## Record set
__________

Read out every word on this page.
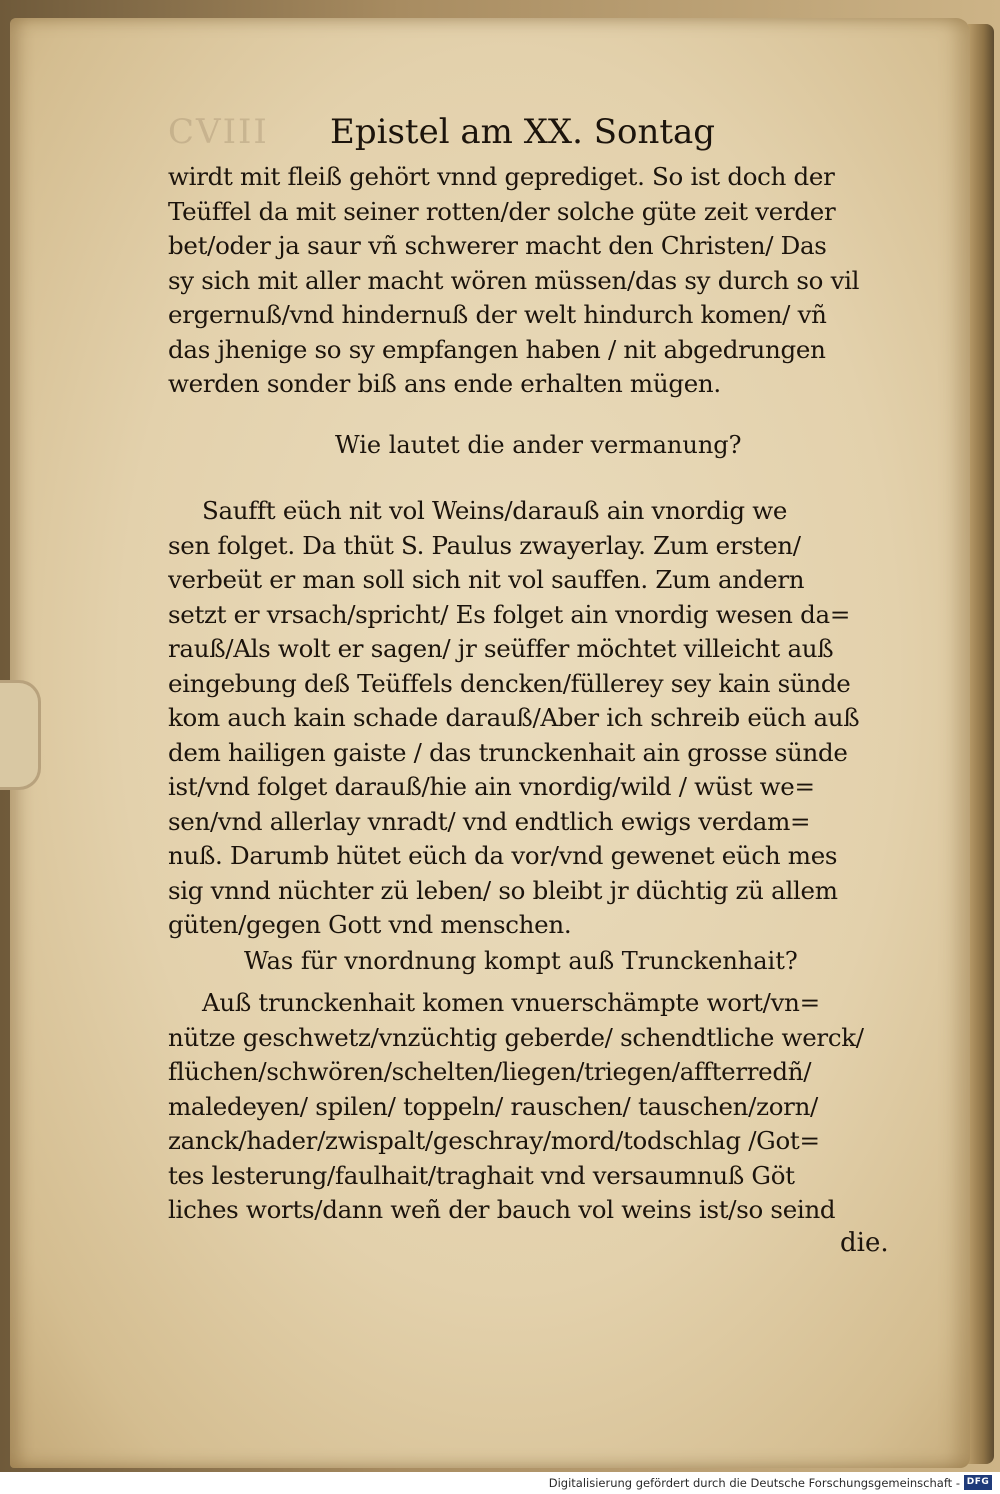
CVIII Epistel am XX. Sontag
wirdt mit fleiß gehört vnnd geprediget. So ist doch der
Teüffel da mit seiner rotten/der solche güte zeit verder
bet/oder ja saur vñ schwerer macht den Christen/ Das
sy sich mit aller macht wören müssen/das sy durch so vil
ergernuß/vnd hindernuß der welt hindurch komen/ vñ
das jhenige so sy empfangen haben / nit abgedrungen
werden sonder biß ans ende erhalten mügen.
Wie lautet die ander vermanung?
Saufft eüch nit vol Weins/darauß ain vnordig we
sen folget. Da thüt S. Paulus zwayerlay. Zum ersten/
verbeüt er man soll sich nit vol sauffen. Zum andern
setzt er vrsach/spricht/ Es folget ain vnordig wesen da=
rauß/Als wolt er sagen/ jr seüffer möchtet villeicht auß
eingebung deß Teüffels dencken/füllerey sey kain sünde
kom auch kain schade darauß/Aber ich schreib eüch auß
dem hailigen gaiste / das trunckenhait ain grosse sünde
ist/vnd folget darauß/hie ain vnordig/wild / wüst we=
sen/vnd allerlay vnradt/ vnd endtlich ewigs verdam=
nuß. Darumb hütet eüch da vor/vnd gewenet eüch mes
sig vnnd nüchter zü leben/ so bleibt jr düchtig zü allem
güten/gegen Gott vnd menschen.
Was für vnordnung kompt auß Trunckenhait?
Auß trunckenhait komen vnuerschämpte wort/vn=
nütze geschwetz/vnzüchtig geberde/ schendtliche werck/
flüchen/schwören/schelten/liegen/triegen/affterredñ/
maledeyen/ spilen/ toppeln/ rauschen/ tauschen/zorn/
zanck/hader/zwispalt/geschray/mord/todschlag /Got=
tes lesterung/faulhait/traghait vnd versaumnuß Göt
liches worts/dann weñ der bauch vol weins ist/so seind
die.
Digitalisierung gefördert durch die Deutsche Forschungsgemeinschaft - DFG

__________

## What to work on
Gather all lines from the listing above in which "komen" occurs.

## Solution
ergernuß/vnd hindernuß der welt hindurch komen/ vñ
Auß trunckenhait komen vnuerschämpte wort/vn=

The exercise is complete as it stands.